Retype each record below word for word. Leave the pictures out.
########
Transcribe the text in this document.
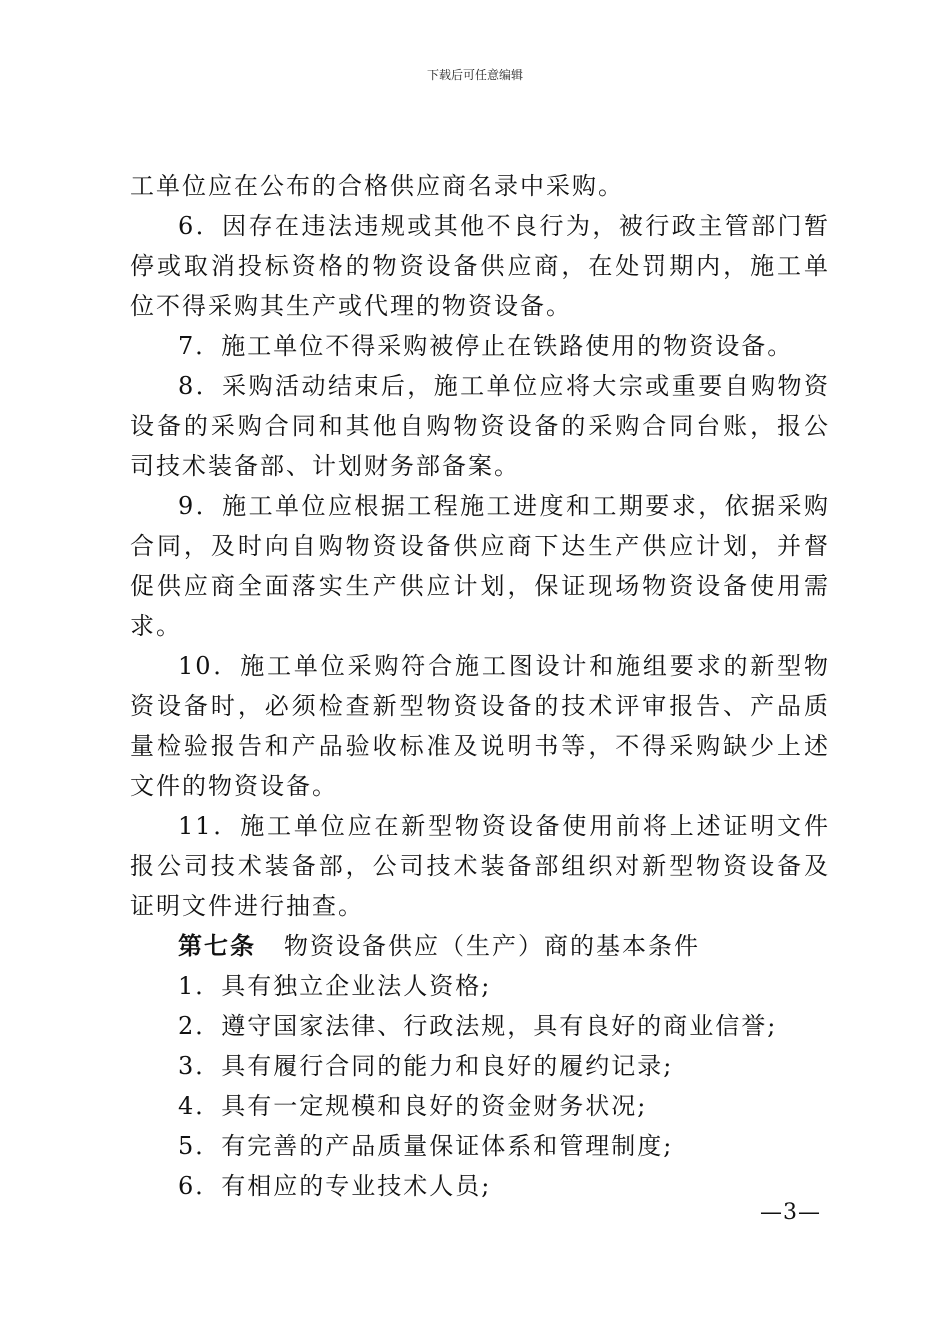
下载后可任意编辑

工单位应在公布的合格供应商名录中采购。

6．因存在违法违规或其他不良行为，被行政主管部门暂停或取消投标资格的物资设备供应商，在处罚期内，施工单位不得采购其生产或代理的物资设备。

7．施工单位不得采购被停止在铁路使用的物资设备。

8．采购活动结束后，施工单位应将大宗或重要自购物资设备的采购合同和其他自购物资设备的采购合同台账，报公司技术装备部、计划财务部备案。

9．施工单位应根据工程施工进度和工期要求，依据采购合同，及时向自购物资设备供应商下达生产供应计划，并督促供应商全面落实生产供应计划，保证现场物资设备使用需求。

10．施工单位采购符合施工图设计和施组要求的新型物资设备时，必须检查新型物资设备的技术评审报告、产品质量检验报告和产品验收标准及说明书等，不得采购缺少上述文件的物资设备。

11．施工单位应在新型物资设备使用前将上述证明文件报公司技术装备部，公司技术装备部组织对新型物资设备及证明文件进行抽查。

第七条 物资设备供应（生产）商的基本条件

1．具有独立企业法人资格;

2．遵守国家法律、行政法规，具有良好的商业信誉;

3．具有履行合同的能力和良好的履约记录;

4．具有一定规模和良好的资金财务状况;

5．有完善的产品质量保证体系和管理制度;

6．有相应的专业技术人员;

—3—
########
### [Completed task]
Transcribe the text in this document.
下载后可任意编辑

工单位应在公布的合格供应商名录中采购。

6．因存在违法违规或其他不良行为，被行政主管部门暂停或取消投标资格的物资设备供应商，在处罚期内，施工单位不得采购其生产或代理的物资设备。

7．施工单位不得采购被停止在铁路使用的物资设备。

8．采购活动结束后，施工单位应将大宗或重要自购物资设备的采购合同和其他自购物资设备的采购合同台账，报公司技术装备部、计划财务部备案。

9．施工单位应根据工程施工进度和工期要求，依据采购合同，及时向自购物资设备供应商下达生产供应计划，并督促供应商全面落实生产供应计划，保证现场物资设备使用需求。

10．施工单位采购符合施工图设计和施组要求的新型物资设备时，必须检查新型物资设备的技术评审报告、产品质量检验报告和产品验收标准及说明书等，不得采购缺少上述文件的物资设备。

11．施工单位应在新型物资设备使用前将上述证明文件报公司技术装备部，公司技术装备部组织对新型物资设备及证明文件进行抽查。

第七条 物资设备供应（生产）商的基本条件

1．具有独立企业法人资格;

2．遵守国家法律、行政法规，具有良好的商业信誉;

3．具有履行合同的能力和良好的履约记录;

4．具有一定规模和良好的资金财务状况;

5．有完善的产品质量保证体系和管理制度;

6．有相应的专业技术人员;

—3—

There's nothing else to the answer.